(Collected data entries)
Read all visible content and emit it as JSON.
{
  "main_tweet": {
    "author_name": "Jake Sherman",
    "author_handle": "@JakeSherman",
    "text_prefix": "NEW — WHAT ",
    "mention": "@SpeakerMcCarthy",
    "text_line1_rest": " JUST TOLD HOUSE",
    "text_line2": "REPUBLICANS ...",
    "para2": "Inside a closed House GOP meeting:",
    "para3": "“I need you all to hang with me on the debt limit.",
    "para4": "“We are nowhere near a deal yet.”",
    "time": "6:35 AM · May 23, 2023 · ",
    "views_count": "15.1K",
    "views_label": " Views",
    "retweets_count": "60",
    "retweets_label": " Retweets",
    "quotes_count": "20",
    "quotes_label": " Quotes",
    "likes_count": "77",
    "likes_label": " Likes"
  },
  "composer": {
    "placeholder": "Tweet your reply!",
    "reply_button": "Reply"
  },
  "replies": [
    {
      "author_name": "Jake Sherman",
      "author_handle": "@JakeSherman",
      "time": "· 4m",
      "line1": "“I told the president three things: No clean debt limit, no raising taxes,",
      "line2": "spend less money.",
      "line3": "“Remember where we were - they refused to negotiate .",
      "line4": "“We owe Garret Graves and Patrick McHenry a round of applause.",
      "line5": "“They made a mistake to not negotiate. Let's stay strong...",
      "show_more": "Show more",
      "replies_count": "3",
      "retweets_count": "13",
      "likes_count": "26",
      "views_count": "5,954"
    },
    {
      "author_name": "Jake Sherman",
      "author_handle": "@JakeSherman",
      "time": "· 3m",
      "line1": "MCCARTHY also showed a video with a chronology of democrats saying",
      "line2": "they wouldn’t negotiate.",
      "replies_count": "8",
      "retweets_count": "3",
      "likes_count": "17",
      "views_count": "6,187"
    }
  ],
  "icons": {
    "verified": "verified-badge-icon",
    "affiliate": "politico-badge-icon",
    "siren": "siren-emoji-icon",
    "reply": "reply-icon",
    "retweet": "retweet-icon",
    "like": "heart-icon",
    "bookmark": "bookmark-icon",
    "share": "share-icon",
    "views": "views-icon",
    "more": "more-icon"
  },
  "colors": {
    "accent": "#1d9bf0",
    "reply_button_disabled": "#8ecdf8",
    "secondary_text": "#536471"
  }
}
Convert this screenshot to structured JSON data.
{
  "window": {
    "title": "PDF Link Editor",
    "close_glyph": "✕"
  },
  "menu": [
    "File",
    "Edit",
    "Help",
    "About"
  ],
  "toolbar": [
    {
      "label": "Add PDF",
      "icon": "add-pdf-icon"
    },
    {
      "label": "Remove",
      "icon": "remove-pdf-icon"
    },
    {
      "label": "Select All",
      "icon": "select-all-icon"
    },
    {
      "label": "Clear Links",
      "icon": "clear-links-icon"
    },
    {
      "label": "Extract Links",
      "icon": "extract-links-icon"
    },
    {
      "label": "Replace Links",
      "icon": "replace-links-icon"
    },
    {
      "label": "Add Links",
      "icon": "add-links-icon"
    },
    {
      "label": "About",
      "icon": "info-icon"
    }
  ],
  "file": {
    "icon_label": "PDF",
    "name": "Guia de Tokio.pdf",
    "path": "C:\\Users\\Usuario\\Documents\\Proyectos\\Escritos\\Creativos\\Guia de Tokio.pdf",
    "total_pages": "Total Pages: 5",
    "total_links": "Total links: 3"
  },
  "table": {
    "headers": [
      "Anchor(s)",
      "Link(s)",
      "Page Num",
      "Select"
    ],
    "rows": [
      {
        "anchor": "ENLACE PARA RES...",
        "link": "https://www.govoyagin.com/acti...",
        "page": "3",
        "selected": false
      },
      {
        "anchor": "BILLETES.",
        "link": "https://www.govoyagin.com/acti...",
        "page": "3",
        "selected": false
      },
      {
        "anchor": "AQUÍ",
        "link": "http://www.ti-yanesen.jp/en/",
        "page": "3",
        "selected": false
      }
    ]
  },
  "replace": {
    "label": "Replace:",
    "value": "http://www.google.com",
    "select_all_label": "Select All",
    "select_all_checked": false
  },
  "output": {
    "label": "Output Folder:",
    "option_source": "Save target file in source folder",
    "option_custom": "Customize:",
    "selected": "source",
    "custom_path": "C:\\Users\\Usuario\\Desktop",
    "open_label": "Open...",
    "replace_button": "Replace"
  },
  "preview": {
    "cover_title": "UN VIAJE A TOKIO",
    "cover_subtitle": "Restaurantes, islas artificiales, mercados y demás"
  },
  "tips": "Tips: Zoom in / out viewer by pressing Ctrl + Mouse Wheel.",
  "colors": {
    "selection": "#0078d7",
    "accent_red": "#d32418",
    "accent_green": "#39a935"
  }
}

_WHAT IS BEING ASKED_: Reproduce each line of the material above precisely.

_RESPONSE FOR THIS EXERCISE_:
Read all visible content and emit it as JSON.
{
  "main_tweet": {
    "author_name": "Jake Sherman",
    "author_handle": "@JakeSherman",
    "text_prefix": "NEW — WHAT ",
    "mention": "@SpeakerMcCarthy",
    "text_line1_rest": " JUST TOLD HOUSE",
    "text_line2": "REPUBLICANS ...",
    "para2": "Inside a closed House GOP meeting:",
    "para3": "“I need you all to hang with me on the debt limit.",
    "para4": "“We are nowhere near a deal yet.”",
    "time": "6:35 AM · May 23, 2023 · ",
    "views_count": "15.1K",
    "views_label": " Views",
    "retweets_count": "60",
    "retweets_label": " Retweets",
    "quotes_count": "20",
    "quotes_label": " Quotes",
    "likes_count": "77",
    "likes_label": " Likes"
  },
  "composer": {
    "placeholder": "Tweet your reply!",
    "reply_button": "Reply"
  },
  "replies": [
    {
      "author_name": "Jake Sherman",
      "author_handle": "@JakeSherman",
      "time": "· 4m",
      "line1": "“I told the president three things: No clean debt limit, no raising taxes,",
      "line2": "spend less money.",
      "line3": "“Remember where we were - they refused to negotiate .",
      "line4": "“We owe Garret Graves and Patrick McHenry a round of applause.",
      "line5": "“They made a mistake to not negotiate. Let's stay strong...",
      "show_more": "Show more",
      "replies_count": "3",
      "retweets_count": "13",
      "likes_count": "26",
      "views_count": "5,954"
    },
    {
      "author_name": "Jake Sherman",
      "author_handle": "@JakeSherman",
      "time": "· 3m",
      "line1": "MCCARTHY also showed a video with a chronology of democrats saying",
      "line2": "they wouldn’t negotiate.",
      "replies_count": "8",
      "retweets_count": "3",
      "likes_count": "17",
      "views_count": "6,187"
    }
  ],
  "icons": {
    "verified": "verified-badge-icon",
    "affiliate": "politico-badge-icon",
    "siren": "siren-emoji-icon",
    "reply": "reply-icon",
    "retweet": "retweet-icon",
    "like": "heart-icon",
    "bookmark": "bookmark-icon",
    "share": "share-icon",
    "views": "views-icon",
    "more": "more-icon"
  },
  "colors": {
    "accent": "#1d9bf0",
    "reply_button_disabled": "#8ecdf8",
    "secondary_text": "#536471"
  }
}
Convert this screenshot to structured JSON data.
{
  "window": {
    "title": "PDF Link Editor",
    "close_glyph": "✕"
  },
  "menu": [
    "File",
    "Edit",
    "Help",
    "About"
  ],
  "toolbar": [
    {
      "label": "Add PDF",
      "icon": "add-pdf-icon"
    },
    {
      "label": "Remove",
      "icon": "remove-pdf-icon"
    },
    {
      "label": "Select All",
      "icon": "select-all-icon"
    },
    {
      "label": "Clear Links",
      "icon": "clear-links-icon"
    },
    {
      "label": "Extract Links",
      "icon": "extract-links-icon"
    },
    {
      "label": "Replace Links",
      "icon": "replace-links-icon"
    },
    {
      "label": "Add Links",
      "icon": "add-links-icon"
    },
    {
      "label": "About",
      "icon": "info-icon"
    }
  ],
  "file": {
    "icon_label": "PDF",
    "name": "Guia de Tokio.pdf",
    "path": "C:\\Users\\Usuario\\Documents\\Proyectos\\Escritos\\Creativos\\Guia de Tokio.pdf",
    "total_pages": "Total Pages: 5",
    "total_links": "Total links: 3"
  },
  "table": {
    "headers": [
      "Anchor(s)",
      "Link(s)",
      "Page Num",
      "Select"
    ],
    "rows": [
      {
        "anchor": "ENLACE PARA RES...",
        "link": "https://www.govoyagin.com/acti...",
        "page": "3",
        "selected": false
      },
      {
        "anchor": "BILLETES.",
        "link": "https://www.govoyagin.com/acti...",
        "page": "3",
        "selected": false
      },
      {
        "anchor": "AQUÍ",
        "link": "http://www.ti-yanesen.jp/en/",
        "page": "3",
        "selected": false
      }
    ]
  },
  "replace": {
    "label": "Replace:",
    "value": "http://www.google.com",
    "select_all_label": "Select All",
    "select_all_checked": false
  },
  "output": {
    "label": "Output Folder:",
    "option_source": "Save target file in source folder",
    "option_custom": "Customize:",
    "selected": "source",
    "custom_path": "C:\\Users\\Usuario\\Desktop",
    "open_label": "Open...",
    "replace_button": "Replace"
  },
  "preview": {
    "cover_title": "UN VIAJE A TOKIO",
    "cover_subtitle": "Restaurantes, islas artificiales, mercados y demás"
  },
  "tips": "Tips: Zoom in / out viewer by pressing Ctrl + Mouse Wheel.",
  "colors": {
    "selection": "#0078d7",
    "accent_red": "#d32418",
    "accent_green": "#39a935"
  }
}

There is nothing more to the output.